[Records that describe figures]
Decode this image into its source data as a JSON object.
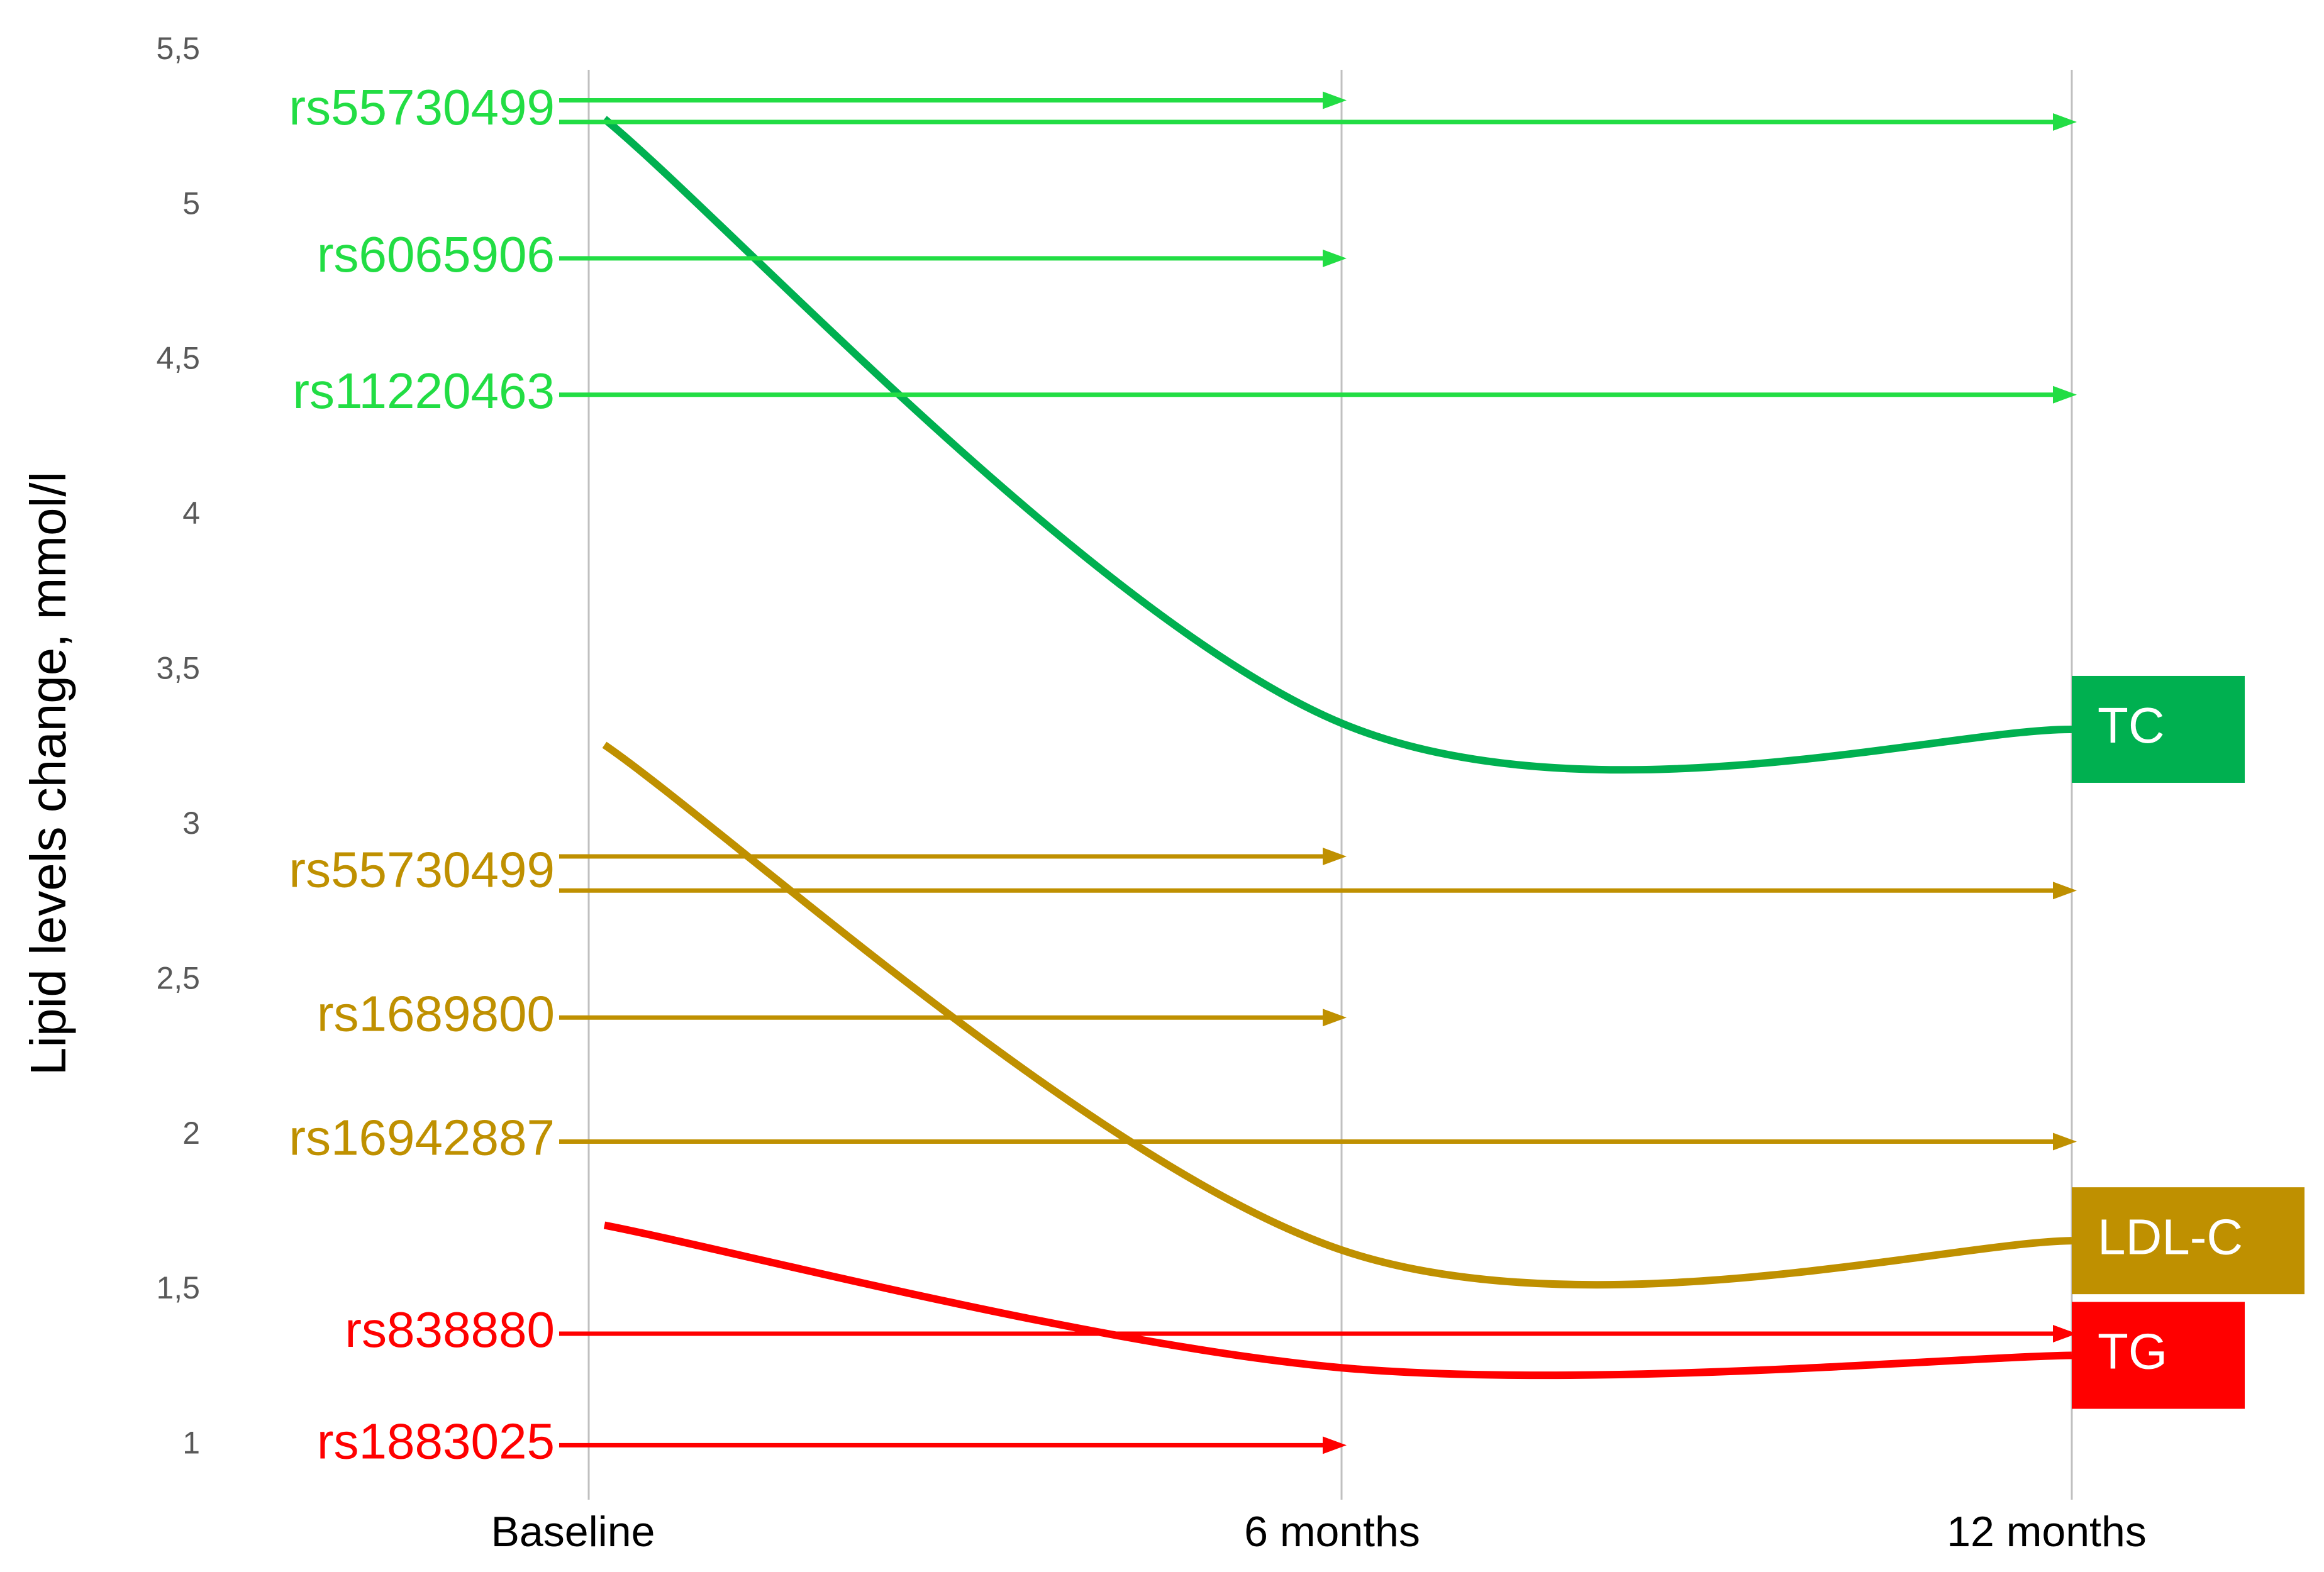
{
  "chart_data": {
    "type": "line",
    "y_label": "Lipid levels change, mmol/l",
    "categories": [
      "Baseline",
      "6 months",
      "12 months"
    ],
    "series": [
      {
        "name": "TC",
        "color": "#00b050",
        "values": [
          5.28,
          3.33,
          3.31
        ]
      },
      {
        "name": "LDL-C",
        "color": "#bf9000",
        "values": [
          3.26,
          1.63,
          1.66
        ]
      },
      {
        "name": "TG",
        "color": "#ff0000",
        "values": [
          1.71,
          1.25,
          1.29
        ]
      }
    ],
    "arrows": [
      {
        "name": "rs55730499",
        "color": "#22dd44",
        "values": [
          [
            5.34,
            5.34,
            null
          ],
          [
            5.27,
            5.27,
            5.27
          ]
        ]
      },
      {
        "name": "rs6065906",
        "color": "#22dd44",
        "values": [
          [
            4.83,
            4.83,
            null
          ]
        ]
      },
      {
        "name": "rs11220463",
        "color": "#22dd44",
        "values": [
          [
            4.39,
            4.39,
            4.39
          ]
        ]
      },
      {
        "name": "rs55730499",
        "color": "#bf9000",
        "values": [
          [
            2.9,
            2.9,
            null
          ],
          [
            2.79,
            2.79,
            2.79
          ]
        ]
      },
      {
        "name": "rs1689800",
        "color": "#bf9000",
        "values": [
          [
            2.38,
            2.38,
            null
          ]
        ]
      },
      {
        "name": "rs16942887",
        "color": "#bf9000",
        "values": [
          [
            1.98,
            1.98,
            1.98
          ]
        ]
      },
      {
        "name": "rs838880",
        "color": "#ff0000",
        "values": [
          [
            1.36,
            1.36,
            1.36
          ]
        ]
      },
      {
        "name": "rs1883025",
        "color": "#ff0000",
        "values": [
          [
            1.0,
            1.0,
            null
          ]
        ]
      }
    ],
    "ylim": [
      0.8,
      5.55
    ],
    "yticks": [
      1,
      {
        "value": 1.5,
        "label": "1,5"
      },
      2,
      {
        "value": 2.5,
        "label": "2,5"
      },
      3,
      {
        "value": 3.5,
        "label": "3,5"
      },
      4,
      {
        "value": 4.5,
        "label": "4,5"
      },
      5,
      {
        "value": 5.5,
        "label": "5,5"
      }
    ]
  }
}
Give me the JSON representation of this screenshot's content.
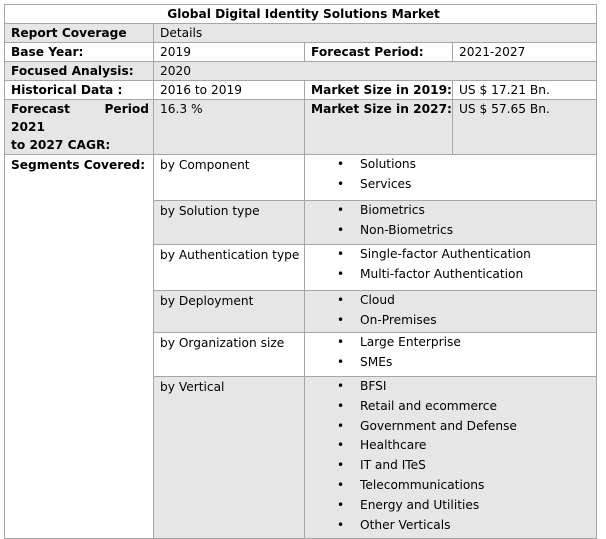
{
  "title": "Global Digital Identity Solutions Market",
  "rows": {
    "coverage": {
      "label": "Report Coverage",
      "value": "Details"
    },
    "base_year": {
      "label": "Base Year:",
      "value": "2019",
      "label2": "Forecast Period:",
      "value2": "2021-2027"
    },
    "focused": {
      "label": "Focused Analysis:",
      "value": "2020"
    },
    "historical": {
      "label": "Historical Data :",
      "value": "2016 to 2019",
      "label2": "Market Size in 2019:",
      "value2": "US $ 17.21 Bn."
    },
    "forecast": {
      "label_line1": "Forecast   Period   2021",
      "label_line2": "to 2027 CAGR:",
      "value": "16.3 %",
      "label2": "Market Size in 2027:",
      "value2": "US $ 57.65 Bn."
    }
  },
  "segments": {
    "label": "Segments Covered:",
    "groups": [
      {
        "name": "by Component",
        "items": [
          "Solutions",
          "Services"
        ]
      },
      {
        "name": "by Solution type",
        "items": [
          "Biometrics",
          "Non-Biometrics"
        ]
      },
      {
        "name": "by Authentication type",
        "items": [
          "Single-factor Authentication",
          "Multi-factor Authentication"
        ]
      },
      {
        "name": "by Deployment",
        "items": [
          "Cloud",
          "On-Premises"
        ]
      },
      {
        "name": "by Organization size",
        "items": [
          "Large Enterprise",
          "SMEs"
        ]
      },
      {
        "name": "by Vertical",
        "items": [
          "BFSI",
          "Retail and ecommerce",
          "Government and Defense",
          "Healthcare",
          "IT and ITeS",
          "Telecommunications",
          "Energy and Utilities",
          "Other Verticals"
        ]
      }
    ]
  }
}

Aim
Filter the data for the string "Solutions" and copy every line that has it.

Task response
  "title": "Global Digital Identity Solutions Market",
          "Solutions",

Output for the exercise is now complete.